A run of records
....

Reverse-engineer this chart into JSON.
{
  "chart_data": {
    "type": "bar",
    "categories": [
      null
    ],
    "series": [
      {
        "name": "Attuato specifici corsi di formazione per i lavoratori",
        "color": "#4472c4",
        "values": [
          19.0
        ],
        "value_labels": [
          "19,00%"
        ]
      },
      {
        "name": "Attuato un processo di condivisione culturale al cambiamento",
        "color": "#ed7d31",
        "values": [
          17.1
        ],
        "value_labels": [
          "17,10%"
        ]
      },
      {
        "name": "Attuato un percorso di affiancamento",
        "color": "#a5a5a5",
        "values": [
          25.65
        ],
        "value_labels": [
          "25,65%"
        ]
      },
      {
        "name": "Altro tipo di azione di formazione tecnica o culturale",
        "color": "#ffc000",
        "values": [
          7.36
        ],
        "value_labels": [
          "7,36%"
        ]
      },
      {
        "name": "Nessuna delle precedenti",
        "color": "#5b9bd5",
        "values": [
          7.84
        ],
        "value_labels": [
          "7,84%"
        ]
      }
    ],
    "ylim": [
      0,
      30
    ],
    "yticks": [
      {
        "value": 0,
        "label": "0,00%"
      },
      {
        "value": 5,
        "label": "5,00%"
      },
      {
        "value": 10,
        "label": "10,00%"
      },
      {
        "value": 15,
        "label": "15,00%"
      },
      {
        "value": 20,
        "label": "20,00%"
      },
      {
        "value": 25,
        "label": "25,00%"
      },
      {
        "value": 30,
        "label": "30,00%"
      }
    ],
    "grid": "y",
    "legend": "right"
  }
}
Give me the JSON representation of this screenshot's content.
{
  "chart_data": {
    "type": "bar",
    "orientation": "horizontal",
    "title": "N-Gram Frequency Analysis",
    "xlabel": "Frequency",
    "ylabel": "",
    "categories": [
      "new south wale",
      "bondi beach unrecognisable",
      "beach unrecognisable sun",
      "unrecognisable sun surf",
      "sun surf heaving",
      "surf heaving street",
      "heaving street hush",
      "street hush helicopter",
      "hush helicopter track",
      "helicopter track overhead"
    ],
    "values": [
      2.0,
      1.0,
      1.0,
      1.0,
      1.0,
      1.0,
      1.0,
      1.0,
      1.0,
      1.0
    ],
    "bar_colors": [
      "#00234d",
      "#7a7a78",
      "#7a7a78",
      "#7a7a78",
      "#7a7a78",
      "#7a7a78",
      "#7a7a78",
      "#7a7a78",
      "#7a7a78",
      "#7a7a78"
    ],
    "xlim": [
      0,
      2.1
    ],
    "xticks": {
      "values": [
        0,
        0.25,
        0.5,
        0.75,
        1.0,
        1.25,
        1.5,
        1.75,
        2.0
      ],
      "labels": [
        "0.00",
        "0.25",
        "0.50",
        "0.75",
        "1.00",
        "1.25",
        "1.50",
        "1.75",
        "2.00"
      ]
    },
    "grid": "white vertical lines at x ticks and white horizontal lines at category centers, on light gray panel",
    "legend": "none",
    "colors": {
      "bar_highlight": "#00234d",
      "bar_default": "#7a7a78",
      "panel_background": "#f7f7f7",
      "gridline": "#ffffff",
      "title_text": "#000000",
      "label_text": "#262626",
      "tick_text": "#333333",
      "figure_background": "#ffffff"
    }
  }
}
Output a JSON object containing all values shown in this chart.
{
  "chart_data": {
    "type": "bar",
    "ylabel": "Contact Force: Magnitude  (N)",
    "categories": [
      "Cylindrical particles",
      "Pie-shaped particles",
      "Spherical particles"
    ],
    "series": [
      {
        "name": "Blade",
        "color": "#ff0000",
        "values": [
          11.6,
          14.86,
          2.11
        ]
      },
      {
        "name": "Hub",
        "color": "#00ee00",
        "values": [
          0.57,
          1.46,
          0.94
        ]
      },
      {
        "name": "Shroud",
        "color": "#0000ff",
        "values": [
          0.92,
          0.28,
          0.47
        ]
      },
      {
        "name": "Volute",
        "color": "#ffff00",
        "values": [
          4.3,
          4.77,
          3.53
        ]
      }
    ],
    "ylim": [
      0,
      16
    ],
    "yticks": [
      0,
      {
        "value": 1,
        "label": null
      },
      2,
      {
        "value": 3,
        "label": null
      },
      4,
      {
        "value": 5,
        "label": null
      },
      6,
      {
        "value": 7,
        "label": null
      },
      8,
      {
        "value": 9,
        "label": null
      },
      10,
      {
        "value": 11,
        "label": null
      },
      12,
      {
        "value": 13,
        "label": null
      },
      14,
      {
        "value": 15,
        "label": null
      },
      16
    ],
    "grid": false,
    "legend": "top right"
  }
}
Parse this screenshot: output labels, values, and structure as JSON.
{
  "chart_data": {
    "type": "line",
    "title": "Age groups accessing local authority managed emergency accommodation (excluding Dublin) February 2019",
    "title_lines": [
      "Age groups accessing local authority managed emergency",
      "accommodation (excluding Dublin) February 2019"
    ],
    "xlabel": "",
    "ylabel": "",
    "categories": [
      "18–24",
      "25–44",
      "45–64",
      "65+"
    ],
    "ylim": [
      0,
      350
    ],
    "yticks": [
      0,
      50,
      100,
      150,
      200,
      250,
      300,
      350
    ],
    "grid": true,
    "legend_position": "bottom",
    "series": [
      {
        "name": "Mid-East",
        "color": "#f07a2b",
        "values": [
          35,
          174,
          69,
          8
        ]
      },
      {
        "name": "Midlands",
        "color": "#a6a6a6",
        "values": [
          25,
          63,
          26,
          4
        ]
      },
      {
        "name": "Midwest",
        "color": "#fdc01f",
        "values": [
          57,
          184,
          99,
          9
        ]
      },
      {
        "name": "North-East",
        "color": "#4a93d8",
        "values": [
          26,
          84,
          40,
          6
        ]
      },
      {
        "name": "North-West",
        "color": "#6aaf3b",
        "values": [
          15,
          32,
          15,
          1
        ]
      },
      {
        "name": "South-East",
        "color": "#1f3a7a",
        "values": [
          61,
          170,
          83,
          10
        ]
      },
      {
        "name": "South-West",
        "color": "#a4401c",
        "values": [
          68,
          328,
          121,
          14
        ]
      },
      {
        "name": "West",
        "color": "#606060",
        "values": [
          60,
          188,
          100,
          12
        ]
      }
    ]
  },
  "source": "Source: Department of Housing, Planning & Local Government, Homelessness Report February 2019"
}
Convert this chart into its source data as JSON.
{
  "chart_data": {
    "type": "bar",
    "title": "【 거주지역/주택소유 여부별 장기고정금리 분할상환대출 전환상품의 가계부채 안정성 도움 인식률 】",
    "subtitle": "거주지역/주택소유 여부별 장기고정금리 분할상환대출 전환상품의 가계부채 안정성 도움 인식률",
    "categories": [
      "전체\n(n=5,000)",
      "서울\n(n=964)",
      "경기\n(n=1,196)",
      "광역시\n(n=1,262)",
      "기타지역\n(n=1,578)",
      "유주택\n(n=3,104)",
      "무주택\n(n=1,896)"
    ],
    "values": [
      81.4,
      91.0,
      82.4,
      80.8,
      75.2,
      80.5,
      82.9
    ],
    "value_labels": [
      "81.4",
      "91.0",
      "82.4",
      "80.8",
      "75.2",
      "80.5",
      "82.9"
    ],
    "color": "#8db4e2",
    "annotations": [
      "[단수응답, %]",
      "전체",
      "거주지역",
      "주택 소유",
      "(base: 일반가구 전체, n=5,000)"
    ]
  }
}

....

◆ TASK BRIEF: Pull every line containing "helicopter" from the material above.

◆ RESULT:
      "street hush helicopter",
      "hush helicopter track",
      "helicopter track overhead"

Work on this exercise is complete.